▶ İstenen
"Sağlam kafa sağlam vücutta bulunur" sözünü ele alan yazıya göre, Latin edebiyatı üzerine çalışan dil bilimciler sözün esasını kime bağlıyor?

▶ Okunacak metin
Ersoy Dede

Ersoy Dede

Sağlam kafa nerede bulunur?

Sağlam kafa nerede bulunur?

“Sağlam kafa sağlam vücutta bulunur..” Söz Atatürk’e atfedilir. Doğru da olabilir. Söylemiş de olabilir yani..


Fakat Latin edebiyatı üzerine çalışan dil bilimciler sözün esasının “Juvénal”e ait olduğunu geçiyor kayıtlara.. Aslı şuymuş meğer; “orandum est ut sit, mens sana in corpore sano..” Türkçesi; ‘sağlam bir bedende sağlıklı bir kafa vermesi için dua etmelisin’ evrile devrile bugüne; “Sağlam kafa sağlam vücutta bulunur” diye gelmişse yanlış olmaz.. Sanıyorum Atatürk, askeri okullarda okutulmasını mecburi tuttuğu, Rus yazar Grigory Petrov’un ‘Beyaz Zambaklar Ülkesinde’ kitabından öğrendi bu sözü.. Bizim kuşak ise daha çok Jean Christophe Grangé’ın ilk kitabı olan Kızıl Nehirler’de okumuş olmalı.. (Jean Reno’nun filmi aynı zamanda) Sonuçta bana sorarsanız sözün Atatürk ile bir ilgisi yok. Ama illa da var diyenler için, Atatürk başkalarının sözlerini alıp kendi sözüymüş gibi sunuyor derim. Ki bu da hiç yakışık almaz.. Yok illa ki bu söz Atatürk’e aittir diye ısrar eden varsa, Atatürk adına Şafak Pavey’den özür dilerim. Sağlam kafa sağlam vücutta bulunur sözünün, beden bütünlüğü tam olmadığı halde dünyayı parmağında döndüren değerler açısından, ne kabul edilebilir bir tarafı vardır ne de anlaşılır.. Şafak Pavey de bana sorarsanız çok güçlü, etkili, donanımlı bir gazeteci ve diplomattır (bugünlerde milletvekilliği de yapıyor, tâli olarak). Hiç hakketmiyor anlayacağınız böyle kafanın sağlam olması için vücudun sağlam olması gerektiği yönündeki iddiayı.. Atatürk’ün çocukları olarak, Atatürk adına Şafak Hanım’dan özür dileriz..

▶ Verilen bilgiler
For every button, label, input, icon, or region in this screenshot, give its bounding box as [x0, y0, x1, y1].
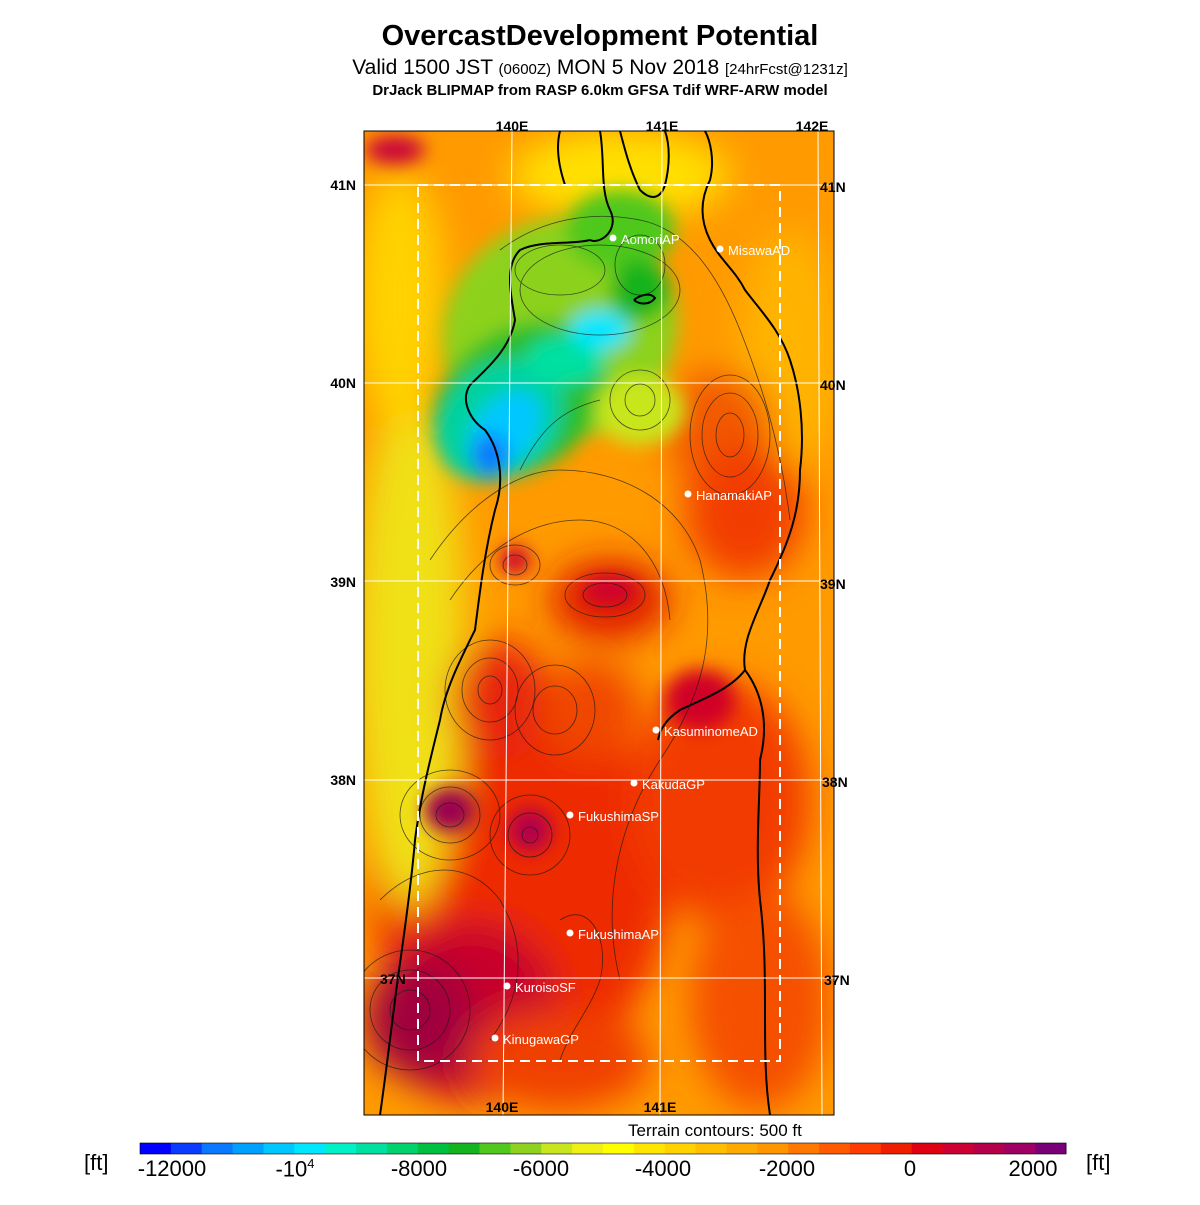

▶ Görevin yanıtı
Juvénal'e.